▶ _Task details_: Print the listing below line for line, with no changes.

--- START ---

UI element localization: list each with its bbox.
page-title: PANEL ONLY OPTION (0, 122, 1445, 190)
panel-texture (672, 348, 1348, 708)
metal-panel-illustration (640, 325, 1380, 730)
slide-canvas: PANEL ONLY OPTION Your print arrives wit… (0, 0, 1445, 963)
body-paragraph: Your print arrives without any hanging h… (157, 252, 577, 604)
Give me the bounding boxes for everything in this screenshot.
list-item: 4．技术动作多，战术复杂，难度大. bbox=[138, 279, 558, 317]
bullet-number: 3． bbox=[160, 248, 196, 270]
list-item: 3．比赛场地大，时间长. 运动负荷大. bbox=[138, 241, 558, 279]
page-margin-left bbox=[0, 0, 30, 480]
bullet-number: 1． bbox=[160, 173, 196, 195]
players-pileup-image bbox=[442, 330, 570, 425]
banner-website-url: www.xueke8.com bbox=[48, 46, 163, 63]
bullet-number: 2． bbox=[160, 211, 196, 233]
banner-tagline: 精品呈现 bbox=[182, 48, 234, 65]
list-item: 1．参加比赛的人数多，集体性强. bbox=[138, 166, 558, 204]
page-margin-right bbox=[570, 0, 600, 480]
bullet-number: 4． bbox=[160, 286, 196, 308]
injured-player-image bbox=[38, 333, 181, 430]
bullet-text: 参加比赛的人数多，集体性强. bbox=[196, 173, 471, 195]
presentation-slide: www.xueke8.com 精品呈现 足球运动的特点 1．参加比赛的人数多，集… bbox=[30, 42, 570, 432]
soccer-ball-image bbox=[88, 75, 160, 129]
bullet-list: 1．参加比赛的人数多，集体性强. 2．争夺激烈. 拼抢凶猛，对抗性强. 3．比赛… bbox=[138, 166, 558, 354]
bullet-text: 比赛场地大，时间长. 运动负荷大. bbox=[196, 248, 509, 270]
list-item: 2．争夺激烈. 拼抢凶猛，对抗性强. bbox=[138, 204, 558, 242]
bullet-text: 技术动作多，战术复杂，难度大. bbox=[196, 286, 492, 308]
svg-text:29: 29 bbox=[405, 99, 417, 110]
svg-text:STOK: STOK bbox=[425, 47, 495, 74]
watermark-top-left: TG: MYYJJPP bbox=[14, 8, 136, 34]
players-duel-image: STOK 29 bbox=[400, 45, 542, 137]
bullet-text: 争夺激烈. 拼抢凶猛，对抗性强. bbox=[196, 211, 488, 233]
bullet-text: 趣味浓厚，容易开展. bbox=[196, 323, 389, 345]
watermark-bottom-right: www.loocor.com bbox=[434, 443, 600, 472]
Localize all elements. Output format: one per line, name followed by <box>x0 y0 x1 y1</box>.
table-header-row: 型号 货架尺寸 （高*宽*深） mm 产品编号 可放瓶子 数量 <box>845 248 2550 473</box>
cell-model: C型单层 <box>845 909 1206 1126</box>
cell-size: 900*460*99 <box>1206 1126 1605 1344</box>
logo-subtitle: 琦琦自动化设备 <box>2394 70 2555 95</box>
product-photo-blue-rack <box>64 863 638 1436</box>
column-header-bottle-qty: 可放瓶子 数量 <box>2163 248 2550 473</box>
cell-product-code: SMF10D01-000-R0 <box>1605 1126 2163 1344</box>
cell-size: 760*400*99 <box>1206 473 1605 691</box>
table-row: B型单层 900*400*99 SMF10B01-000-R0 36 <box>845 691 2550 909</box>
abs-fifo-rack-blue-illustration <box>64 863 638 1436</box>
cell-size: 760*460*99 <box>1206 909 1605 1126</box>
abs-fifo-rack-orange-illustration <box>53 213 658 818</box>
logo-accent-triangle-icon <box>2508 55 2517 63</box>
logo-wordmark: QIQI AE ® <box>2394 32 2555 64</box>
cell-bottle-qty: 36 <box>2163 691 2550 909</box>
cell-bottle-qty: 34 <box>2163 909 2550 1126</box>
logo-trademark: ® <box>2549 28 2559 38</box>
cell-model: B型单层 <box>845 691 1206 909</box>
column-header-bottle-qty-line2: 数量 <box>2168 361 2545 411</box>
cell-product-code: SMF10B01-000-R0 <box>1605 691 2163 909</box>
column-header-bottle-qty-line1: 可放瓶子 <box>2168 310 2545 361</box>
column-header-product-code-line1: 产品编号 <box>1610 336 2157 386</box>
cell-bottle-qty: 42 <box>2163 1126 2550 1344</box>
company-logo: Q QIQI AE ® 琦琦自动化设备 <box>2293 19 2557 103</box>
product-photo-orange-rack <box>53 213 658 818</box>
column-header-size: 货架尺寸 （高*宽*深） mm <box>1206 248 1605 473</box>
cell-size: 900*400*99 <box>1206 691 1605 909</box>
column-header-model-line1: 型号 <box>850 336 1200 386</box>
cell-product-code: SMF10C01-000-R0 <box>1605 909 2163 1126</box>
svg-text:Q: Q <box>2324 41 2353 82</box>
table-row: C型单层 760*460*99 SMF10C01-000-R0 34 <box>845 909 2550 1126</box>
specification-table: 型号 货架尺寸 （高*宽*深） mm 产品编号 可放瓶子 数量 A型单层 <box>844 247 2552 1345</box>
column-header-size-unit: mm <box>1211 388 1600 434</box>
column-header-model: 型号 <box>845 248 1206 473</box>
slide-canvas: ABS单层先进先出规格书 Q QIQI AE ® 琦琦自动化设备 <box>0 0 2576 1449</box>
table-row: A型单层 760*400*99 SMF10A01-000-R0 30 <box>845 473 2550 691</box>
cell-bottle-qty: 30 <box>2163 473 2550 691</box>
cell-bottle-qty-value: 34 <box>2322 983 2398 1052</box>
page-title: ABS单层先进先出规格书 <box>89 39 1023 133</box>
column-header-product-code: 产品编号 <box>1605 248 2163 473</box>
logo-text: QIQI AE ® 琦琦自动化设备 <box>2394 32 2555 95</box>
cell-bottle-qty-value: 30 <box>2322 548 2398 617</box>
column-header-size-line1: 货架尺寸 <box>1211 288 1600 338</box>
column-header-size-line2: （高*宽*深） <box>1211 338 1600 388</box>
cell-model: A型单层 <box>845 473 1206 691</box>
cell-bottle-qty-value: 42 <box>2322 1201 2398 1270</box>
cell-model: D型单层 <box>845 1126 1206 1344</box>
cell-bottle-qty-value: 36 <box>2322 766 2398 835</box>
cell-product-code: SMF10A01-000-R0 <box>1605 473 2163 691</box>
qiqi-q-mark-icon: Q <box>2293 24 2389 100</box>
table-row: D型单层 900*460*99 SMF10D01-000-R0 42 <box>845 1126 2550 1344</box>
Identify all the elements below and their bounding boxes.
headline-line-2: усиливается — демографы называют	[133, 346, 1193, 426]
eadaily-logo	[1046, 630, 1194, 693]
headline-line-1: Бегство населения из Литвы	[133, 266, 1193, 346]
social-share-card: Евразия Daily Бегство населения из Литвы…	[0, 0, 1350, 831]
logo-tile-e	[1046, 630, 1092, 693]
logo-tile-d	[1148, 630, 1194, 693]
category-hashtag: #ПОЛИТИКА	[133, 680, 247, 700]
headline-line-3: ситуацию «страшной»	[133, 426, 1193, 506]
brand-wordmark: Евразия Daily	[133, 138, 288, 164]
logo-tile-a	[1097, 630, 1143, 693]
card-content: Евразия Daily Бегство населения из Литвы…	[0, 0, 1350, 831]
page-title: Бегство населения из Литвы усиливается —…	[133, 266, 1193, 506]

--- END ---

▶ _Written response_:
UI element localization: list each with its bbox.
page-title: PANEL ONLY OPTION (0, 122, 1445, 190)
panel-texture (672, 348, 1348, 708)
metal-panel-illustration (640, 325, 1380, 730)
slide-canvas: PANEL ONLY OPTION Your print arrives wit… (0, 0, 1445, 963)
body-paragraph: Your print arrives without any hanging h… (157, 252, 577, 604)
Give me the bounding boxes for everything in this screenshot.
list-item: 4．技术动作多，战术复杂，难度大. bbox=[138, 279, 558, 317]
bullet-number: 3． bbox=[160, 248, 196, 270]
list-item: 3．比赛场地大，时间长. 运动负荷大. bbox=[138, 241, 558, 279]
page-margin-left bbox=[0, 0, 30, 480]
bullet-number: 1． bbox=[160, 173, 196, 195]
players-pileup-image bbox=[442, 330, 570, 425]
banner-website-url: www.xueke8.com bbox=[48, 46, 163, 63]
bullet-number: 2． bbox=[160, 211, 196, 233]
banner-tagline: 精品呈现 bbox=[182, 48, 234, 65]
list-item: 1．参加比赛的人数多，集体性强. bbox=[138, 166, 558, 204]
page-margin-right bbox=[570, 0, 600, 480]
bullet-number: 4． bbox=[160, 286, 196, 308]
injured-player-image bbox=[38, 333, 181, 430]
bullet-text: 参加比赛的人数多，集体性强. bbox=[196, 173, 471, 195]
presentation-slide: www.xueke8.com 精品呈现 足球运动的特点 1．参加比赛的人数多，集… bbox=[30, 42, 570, 432]
soccer-ball-image bbox=[88, 75, 160, 129]
bullet-list: 1．参加比赛的人数多，集体性强. 2．争夺激烈. 拼抢凶猛，对抗性强. 3．比赛… bbox=[138, 166, 558, 354]
bullet-text: 比赛场地大，时间长. 运动负荷大. bbox=[196, 248, 509, 270]
list-item: 2．争夺激烈. 拼抢凶猛，对抗性强. bbox=[138, 204, 558, 242]
bullet-text: 技术动作多，战术复杂，难度大. bbox=[196, 286, 492, 308]
svg-text:29: 29 bbox=[405, 99, 417, 110]
svg-text:STOK: STOK bbox=[425, 47, 495, 74]
watermark-top-left: TG: MYYJJPP bbox=[14, 8, 136, 34]
players-duel-image: STOK 29 bbox=[400, 45, 542, 137]
bullet-text: 争夺激烈. 拼抢凶猛，对抗性强. bbox=[196, 211, 488, 233]
bullet-text: 趣味浓厚，容易开展. bbox=[196, 323, 389, 345]
watermark-bottom-right: www.loocor.com bbox=[434, 443, 600, 472]
Localize all elements. Output format: one per line, name followed by <box>x0 y0 x1 y1</box>.
table-header-row: 型号 货架尺寸 （高*宽*深） mm 产品编号 可放瓶子 数量 <box>845 248 2550 473</box>
cell-model: C型单层 <box>845 909 1206 1126</box>
cell-size: 900*460*99 <box>1206 1126 1605 1344</box>
logo-subtitle: 琦琦自动化设备 <box>2394 70 2555 95</box>
product-photo-blue-rack <box>64 863 638 1436</box>
column-header-bottle-qty: 可放瓶子 数量 <box>2163 248 2550 473</box>
cell-product-code: SMF10D01-000-R0 <box>1605 1126 2163 1344</box>
cell-size: 760*400*99 <box>1206 473 1605 691</box>
table-row: B型单层 900*400*99 SMF10B01-000-R0 36 <box>845 691 2550 909</box>
abs-fifo-rack-blue-illustration <box>64 863 638 1436</box>
cell-size: 760*460*99 <box>1206 909 1605 1126</box>
abs-fifo-rack-orange-illustration <box>53 213 658 818</box>
logo-accent-triangle-icon <box>2508 55 2517 63</box>
logo-wordmark: QIQI AE ® <box>2394 32 2555 64</box>
cell-bottle-qty: 36 <box>2163 691 2550 909</box>
cell-bottle-qty: 34 <box>2163 909 2550 1126</box>
logo-trademark: ® <box>2549 28 2559 38</box>
cell-model: B型单层 <box>845 691 1206 909</box>
column-header-bottle-qty-line2: 数量 <box>2168 361 2545 411</box>
cell-product-code: SMF10B01-000-R0 <box>1605 691 2163 909</box>
column-header-bottle-qty-line1: 可放瓶子 <box>2168 310 2545 361</box>
column-header-product-code-line1: 产品编号 <box>1610 336 2157 386</box>
cell-bottle-qty: 42 <box>2163 1126 2550 1344</box>
company-logo: Q QIQI AE ® 琦琦自动化设备 <box>2293 19 2557 103</box>
product-photo-orange-rack <box>53 213 658 818</box>
column-header-size: 货架尺寸 （高*宽*深） mm <box>1206 248 1605 473</box>
cell-size: 900*400*99 <box>1206 691 1605 909</box>
column-header-model-line1: 型号 <box>850 336 1200 386</box>
cell-product-code: SMF10C01-000-R0 <box>1605 909 2163 1126</box>
svg-text:Q: Q <box>2324 41 2353 82</box>
table-row: C型单层 760*460*99 SMF10C01-000-R0 34 <box>845 909 2550 1126</box>
specification-table: 型号 货架尺寸 （高*宽*深） mm 产品编号 可放瓶子 数量 A型单层 <box>844 247 2552 1345</box>
column-header-size-unit: mm <box>1211 388 1600 434</box>
column-header-model: 型号 <box>845 248 1206 473</box>
slide-canvas: ABS单层先进先出规格书 Q QIQI AE ® 琦琦自动化设备 <box>0 0 2576 1449</box>
table-row: A型单层 760*400*99 SMF10A01-000-R0 30 <box>845 473 2550 691</box>
cell-bottle-qty: 30 <box>2163 473 2550 691</box>
cell-bottle-qty-value: 34 <box>2322 983 2398 1052</box>
page-title: ABS单层先进先出规格书 <box>89 39 1023 133</box>
column-header-product-code: 产品编号 <box>1605 248 2163 473</box>
logo-text: QIQI AE ® 琦琦自动化设备 <box>2394 32 2555 95</box>
cell-bottle-qty-value: 30 <box>2322 548 2398 617</box>
column-header-size-line1: 货架尺寸 <box>1211 288 1600 338</box>
column-header-size-line2: （高*宽*深） <box>1211 338 1600 388</box>
cell-model: A型单层 <box>845 473 1206 691</box>
cell-bottle-qty-value: 42 <box>2322 1201 2398 1270</box>
cell-model: D型单层 <box>845 1126 1206 1344</box>
cell-bottle-qty-value: 36 <box>2322 766 2398 835</box>
cell-product-code: SMF10A01-000-R0 <box>1605 473 2163 691</box>
qiqi-q-mark-icon: Q <box>2293 24 2389 100</box>
table-row: D型单层 900*460*99 SMF10D01-000-R0 42 <box>845 1126 2550 1344</box>
Identify all the elements below and their bounding boxes.
headline-line-2: усиливается — демографы называют	[133, 346, 1193, 426]
eadaily-logo	[1046, 630, 1194, 693]
headline-line-1: Бегство населения из Литвы	[133, 266, 1193, 346]
social-share-card: Евразия Daily Бегство населения из Литвы…	[0, 0, 1350, 831]
logo-tile-e	[1046, 630, 1092, 693]
logo-tile-d	[1148, 630, 1194, 693]
category-hashtag: #ПОЛИТИКА	[133, 680, 247, 700]
headline-line-3: ситуацию «страшной»	[133, 426, 1193, 506]
brand-wordmark: Евразия Daily	[133, 138, 288, 164]
logo-tile-a	[1097, 630, 1143, 693]
card-content: Евразия Daily Бегство населения из Литвы…	[0, 0, 1350, 831]
page-title: Бегство населения из Литвы усиливается —…	[133, 266, 1193, 506]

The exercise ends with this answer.